[begin Dataset excerpts]
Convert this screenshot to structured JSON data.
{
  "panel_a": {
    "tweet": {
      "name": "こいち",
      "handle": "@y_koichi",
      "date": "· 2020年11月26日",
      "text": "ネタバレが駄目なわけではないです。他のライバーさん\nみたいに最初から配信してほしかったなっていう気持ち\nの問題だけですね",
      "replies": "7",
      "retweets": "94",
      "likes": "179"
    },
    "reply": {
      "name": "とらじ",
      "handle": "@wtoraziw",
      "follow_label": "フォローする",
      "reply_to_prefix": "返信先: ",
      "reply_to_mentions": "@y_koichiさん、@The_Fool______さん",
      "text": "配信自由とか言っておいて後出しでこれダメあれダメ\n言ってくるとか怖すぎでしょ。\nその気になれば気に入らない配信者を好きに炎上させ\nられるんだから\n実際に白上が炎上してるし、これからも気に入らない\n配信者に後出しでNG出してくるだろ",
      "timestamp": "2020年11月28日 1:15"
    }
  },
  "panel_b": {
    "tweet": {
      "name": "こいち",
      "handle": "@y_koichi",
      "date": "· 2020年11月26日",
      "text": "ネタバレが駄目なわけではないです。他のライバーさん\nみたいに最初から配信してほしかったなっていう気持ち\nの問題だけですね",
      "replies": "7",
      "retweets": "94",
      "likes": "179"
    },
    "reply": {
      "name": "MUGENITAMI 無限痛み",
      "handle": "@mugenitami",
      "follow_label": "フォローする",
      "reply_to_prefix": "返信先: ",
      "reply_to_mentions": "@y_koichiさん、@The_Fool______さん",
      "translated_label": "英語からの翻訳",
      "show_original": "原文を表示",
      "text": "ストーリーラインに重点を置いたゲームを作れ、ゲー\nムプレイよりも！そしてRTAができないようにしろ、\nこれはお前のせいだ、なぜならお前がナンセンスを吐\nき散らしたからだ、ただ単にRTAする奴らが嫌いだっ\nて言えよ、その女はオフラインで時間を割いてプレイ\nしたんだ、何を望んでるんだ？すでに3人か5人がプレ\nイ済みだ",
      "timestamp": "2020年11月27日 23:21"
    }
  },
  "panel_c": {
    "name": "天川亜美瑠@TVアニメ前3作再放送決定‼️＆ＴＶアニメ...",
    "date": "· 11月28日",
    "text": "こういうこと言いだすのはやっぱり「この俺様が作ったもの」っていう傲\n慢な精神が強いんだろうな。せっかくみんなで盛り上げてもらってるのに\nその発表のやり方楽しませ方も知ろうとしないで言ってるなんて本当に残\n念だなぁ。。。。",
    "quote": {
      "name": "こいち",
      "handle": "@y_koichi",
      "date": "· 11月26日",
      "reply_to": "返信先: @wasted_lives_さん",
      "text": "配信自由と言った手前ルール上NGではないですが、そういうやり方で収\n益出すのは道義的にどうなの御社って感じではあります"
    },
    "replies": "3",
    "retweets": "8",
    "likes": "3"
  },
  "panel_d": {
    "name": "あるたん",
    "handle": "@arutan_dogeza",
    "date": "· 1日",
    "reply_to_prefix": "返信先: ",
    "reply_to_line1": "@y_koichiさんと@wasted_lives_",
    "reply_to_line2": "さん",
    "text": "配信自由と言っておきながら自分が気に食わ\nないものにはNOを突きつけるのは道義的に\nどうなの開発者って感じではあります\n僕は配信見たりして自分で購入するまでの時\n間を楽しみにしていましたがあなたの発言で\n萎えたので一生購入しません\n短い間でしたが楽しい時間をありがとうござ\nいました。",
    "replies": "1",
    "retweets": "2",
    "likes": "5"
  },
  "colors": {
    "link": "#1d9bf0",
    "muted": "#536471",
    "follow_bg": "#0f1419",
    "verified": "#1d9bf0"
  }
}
[end Dataset excerpts]
_What is expected_: Every record shown above must be echoed exactly.

_Exercise output_:
Convert this screenshot to structured JSON data.
{
  "panel_a": {
    "tweet": {
      "name": "こいち",
      "handle": "@y_koichi",
      "date": "· 2020年11月26日",
      "text": "ネタバレが駄目なわけではないです。他のライバーさん\nみたいに最初から配信してほしかったなっていう気持ち\nの問題だけですね",
      "replies": "7",
      "retweets": "94",
      "likes": "179"
    },
    "reply": {
      "name": "とらじ",
      "handle": "@wtoraziw",
      "follow_label": "フォローする",
      "reply_to_prefix": "返信先: ",
      "reply_to_mentions": "@y_koichiさん、@The_Fool______さん",
      "text": "配信自由とか言っておいて後出しでこれダメあれダメ\n言ってくるとか怖すぎでしょ。\nその気になれば気に入らない配信者を好きに炎上させ\nられるんだから\n実際に白上が炎上してるし、これからも気に入らない\n配信者に後出しでNG出してくるだろ",
      "timestamp": "2020年11月28日 1:15"
    }
  },
  "panel_b": {
    "tweet": {
      "name": "こいち",
      "handle": "@y_koichi",
      "date": "· 2020年11月26日",
      "text": "ネタバレが駄目なわけではないです。他のライバーさん\nみたいに最初から配信してほしかったなっていう気持ち\nの問題だけですね",
      "replies": "7",
      "retweets": "94",
      "likes": "179"
    },
    "reply": {
      "name": "MUGENITAMI 無限痛み",
      "handle": "@mugenitami",
      "follow_label": "フォローする",
      "reply_to_prefix": "返信先: ",
      "reply_to_mentions": "@y_koichiさん、@The_Fool______さん",
      "translated_label": "英語からの翻訳",
      "show_original": "原文を表示",
      "text": "ストーリーラインに重点を置いたゲームを作れ、ゲー\nムプレイよりも！そしてRTAができないようにしろ、\nこれはお前のせいだ、なぜならお前がナンセンスを吐\nき散らしたからだ、ただ単にRTAする奴らが嫌いだっ\nて言えよ、その女はオフラインで時間を割いてプレイ\nしたんだ、何を望んでるんだ？すでに3人か5人がプレ\nイ済みだ",
      "timestamp": "2020年11月27日 23:21"
    }
  },
  "panel_c": {
    "name": "天川亜美瑠@TVアニメ前3作再放送決定‼️＆ＴＶアニメ...",
    "date": "· 11月28日",
    "text": "こういうこと言いだすのはやっぱり「この俺様が作ったもの」っていう傲\n慢な精神が強いんだろうな。せっかくみんなで盛り上げてもらってるのに\nその発表のやり方楽しませ方も知ろうとしないで言ってるなんて本当に残\n念だなぁ。。。。",
    "quote": {
      "name": "こいち",
      "handle": "@y_koichi",
      "date": "· 11月26日",
      "reply_to": "返信先: @wasted_lives_さん",
      "text": "配信自由と言った手前ルール上NGではないですが、そういうやり方で収\n益出すのは道義的にどうなの御社って感じではあります"
    },
    "replies": "3",
    "retweets": "8",
    "likes": "3"
  },
  "panel_d": {
    "name": "あるたん",
    "handle": "@arutan_dogeza",
    "date": "· 1日",
    "reply_to_prefix": "返信先: ",
    "reply_to_line1": "@y_koichiさんと@wasted_lives_",
    "reply_to_line2": "さん",
    "text": "配信自由と言っておきながら自分が気に食わ\nないものにはNOを突きつけるのは道義的に\nどうなの開発者って感じではあります\n僕は配信見たりして自分で購入するまでの時\n間を楽しみにしていましたがあなたの発言で\n萎えたので一生購入しません\n短い間でしたが楽しい時間をありがとうござ\nいました。",
    "replies": "1",
    "retweets": "2",
    "likes": "5"
  },
  "colors": {
    "link": "#1d9bf0",
    "muted": "#536471",
    "follow_bg": "#0f1419",
    "verified": "#1d9bf0"
  }
}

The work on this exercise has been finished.